**Given problem**
Repeat all of the material below exactly as written, images excluded.

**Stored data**
★ ★ ★ ★

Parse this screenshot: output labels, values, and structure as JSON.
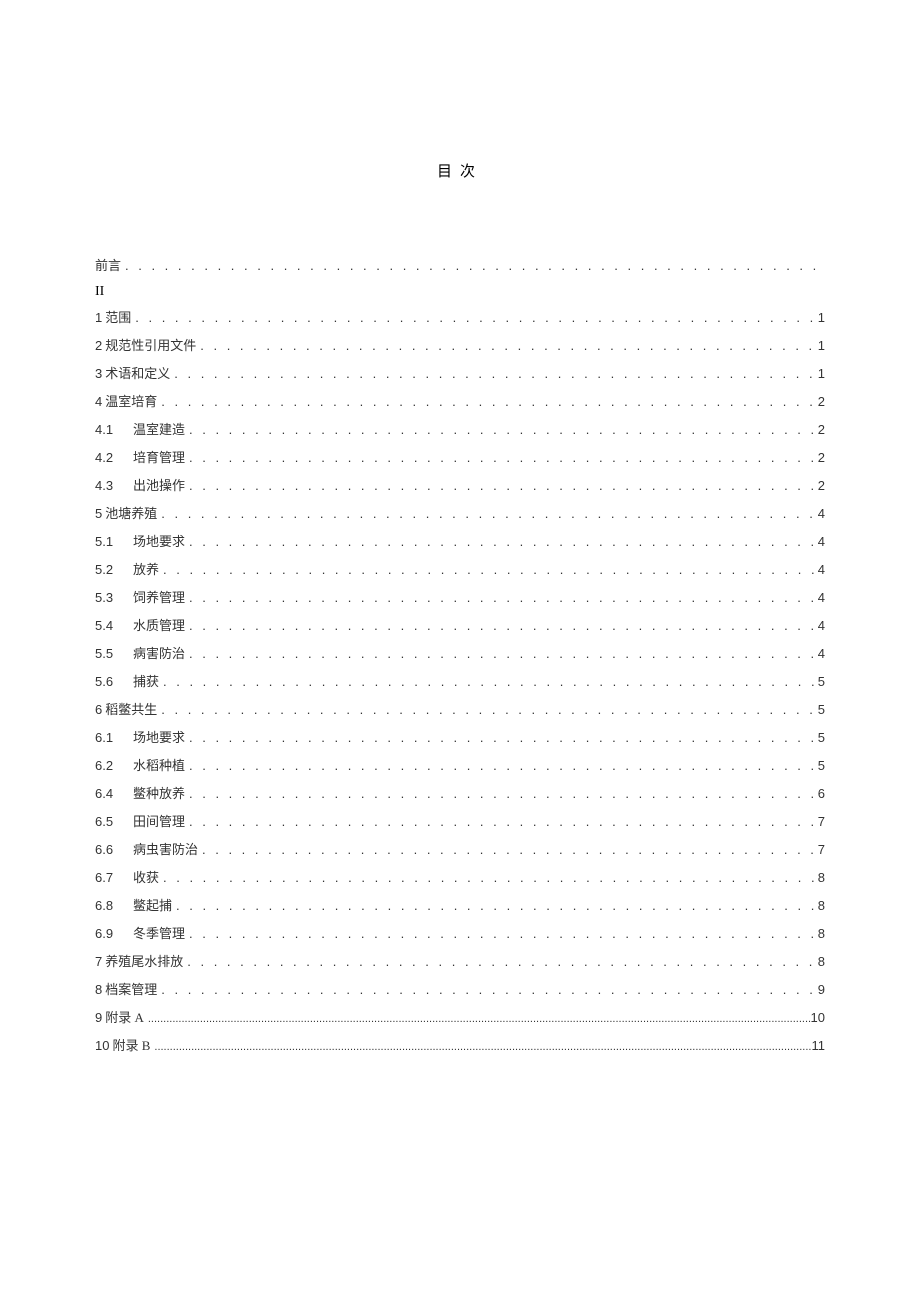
{
  "title": "目次",
  "preface": {
    "label": "前言",
    "continuation": "II"
  },
  "entries": [
    {
      "num": "1",
      "label": "范围",
      "page": "1",
      "level": 1
    },
    {
      "num": "2",
      "label": "规范性引用文件",
      "page": "1",
      "level": 1
    },
    {
      "num": "3",
      "label": "术语和定义",
      "page": "1",
      "level": 1
    },
    {
      "num": "4",
      "label": "温室培育",
      "page": "2",
      "level": 1
    },
    {
      "num": "4.1",
      "label": "温室建造",
      "page": "2",
      "level": 2
    },
    {
      "num": "4.2",
      "label": "培育管理",
      "page": "2",
      "level": 2
    },
    {
      "num": "4.3",
      "label": "出池操作",
      "page": "2",
      "level": 2
    },
    {
      "num": "5",
      "label": "池塘养殖",
      "page": "4",
      "level": 1
    },
    {
      "num": "5.1",
      "label": "场地要求",
      "page": "4",
      "level": 2
    },
    {
      "num": "5.2",
      "label": "放养",
      "page": "4",
      "level": 2
    },
    {
      "num": "5.3",
      "label": "饲养管理",
      "page": "4",
      "level": 2
    },
    {
      "num": "5.4",
      "label": "水质管理",
      "page": "4",
      "level": 2
    },
    {
      "num": "5.5",
      "label": "病害防治",
      "page": "4",
      "level": 2
    },
    {
      "num": "5.6",
      "label": "捕获",
      "page": "5",
      "level": 2
    },
    {
      "num": "6",
      "label": "稻鳖共生",
      "page": "5",
      "level": 1
    },
    {
      "num": "6.1",
      "label": "场地要求",
      "page": "5",
      "level": 2
    },
    {
      "num": "6.2",
      "label": "水稻种植",
      "page": "5",
      "level": 2
    },
    {
      "num": "6.4",
      "label": "鳖种放养",
      "page": "6",
      "level": 2
    },
    {
      "num": "6.5",
      "label": "田间管理",
      "page": "7",
      "level": 2
    },
    {
      "num": "6.6",
      "label": "病虫害防治",
      "page": "7",
      "level": 2
    },
    {
      "num": "6.7",
      "label": "收获",
      "page": "8",
      "level": 2
    },
    {
      "num": "6.8",
      "label": "鳖起捕",
      "page": "8",
      "level": 2
    },
    {
      "num": "6.9",
      "label": "冬季管理",
      "page": "8",
      "level": 2
    },
    {
      "num": "7",
      "label": "养殖尾水排放",
      "page": "8",
      "level": 1
    },
    {
      "num": "8",
      "label": "档案管理",
      "page": "9",
      "level": 1
    },
    {
      "num": "9",
      "label": "附录 A",
      "page": "10",
      "level": 1,
      "thin": true
    },
    {
      "num": "10",
      "label": "附录 B",
      "page": "11",
      "level": 1,
      "thin": true
    }
  ],
  "dots_wide": ". . . . . . . . . . . . . . . . . . . . . . . . . . . . . . . . . . . . . . . . . . . . . . . . . . . . . . . . . . . . . . . . . . . . . . . . . . . . . . . . . . . . . . . . . . . . . . . . . . . . . . . . . . . . . . . . . . . . . . . .",
  "dots_thin": "...................................................................................................................................................................................................................................................................................."
}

★ ★ ★ ★

**Finished answer**
Parse this screenshot: output labels, values, and structure as JSON.
{
  "title": "目次",
  "preface": {
    "label": "前言",
    "continuation": "II"
  },
  "entries": [
    {
      "num": "1",
      "label": "范围",
      "page": "1",
      "level": 1
    },
    {
      "num": "2",
      "label": "规范性引用文件",
      "page": "1",
      "level": 1
    },
    {
      "num": "3",
      "label": "术语和定义",
      "page": "1",
      "level": 1
    },
    {
      "num": "4",
      "label": "温室培育",
      "page": "2",
      "level": 1
    },
    {
      "num": "4.1",
      "label": "温室建造",
      "page": "2",
      "level": 2
    },
    {
      "num": "4.2",
      "label": "培育管理",
      "page": "2",
      "level": 2
    },
    {
      "num": "4.3",
      "label": "出池操作",
      "page": "2",
      "level": 2
    },
    {
      "num": "5",
      "label": "池塘养殖",
      "page": "4",
      "level": 1
    },
    {
      "num": "5.1",
      "label": "场地要求",
      "page": "4",
      "level": 2
    },
    {
      "num": "5.2",
      "label": "放养",
      "page": "4",
      "level": 2
    },
    {
      "num": "5.3",
      "label": "饲养管理",
      "page": "4",
      "level": 2
    },
    {
      "num": "5.4",
      "label": "水质管理",
      "page": "4",
      "level": 2
    },
    {
      "num": "5.5",
      "label": "病害防治",
      "page": "4",
      "level": 2
    },
    {
      "num": "5.6",
      "label": "捕获",
      "page": "5",
      "level": 2
    },
    {
      "num": "6",
      "label": "稻鳖共生",
      "page": "5",
      "level": 1
    },
    {
      "num": "6.1",
      "label": "场地要求",
      "page": "5",
      "level": 2
    },
    {
      "num": "6.2",
      "label": "水稻种植",
      "page": "5",
      "level": 2
    },
    {
      "num": "6.4",
      "label": "鳖种放养",
      "page": "6",
      "level": 2
    },
    {
      "num": "6.5",
      "label": "田间管理",
      "page": "7",
      "level": 2
    },
    {
      "num": "6.6",
      "label": "病虫害防治",
      "page": "7",
      "level": 2
    },
    {
      "num": "6.7",
      "label": "收获",
      "page": "8",
      "level": 2
    },
    {
      "num": "6.8",
      "label": "鳖起捕",
      "page": "8",
      "level": 2
    },
    {
      "num": "6.9",
      "label": "冬季管理",
      "page": "8",
      "level": 2
    },
    {
      "num": "7",
      "label": "养殖尾水排放",
      "page": "8",
      "level": 1
    },
    {
      "num": "8",
      "label": "档案管理",
      "page": "9",
      "level": 1
    },
    {
      "num": "9",
      "label": "附录 A",
      "page": "10",
      "level": 1,
      "thin": true
    },
    {
      "num": "10",
      "label": "附录 B",
      "page": "11",
      "level": 1,
      "thin": true
    }
  ],
  "dots_wide": ". . . . . . . . . . . . . . . . . . . . . . . . . . . . . . . . . . . . . . . . . . . . . . . . . . . . . . . . . . . . . . . . . . . . . . . . . . . . . . . . . . . . . . . . . . . . . . . . . . . . . . . . . . . . . . . . . . . . . . . .",
  "dots_thin": "...................................................................................................................................................................................................................................................................................."
}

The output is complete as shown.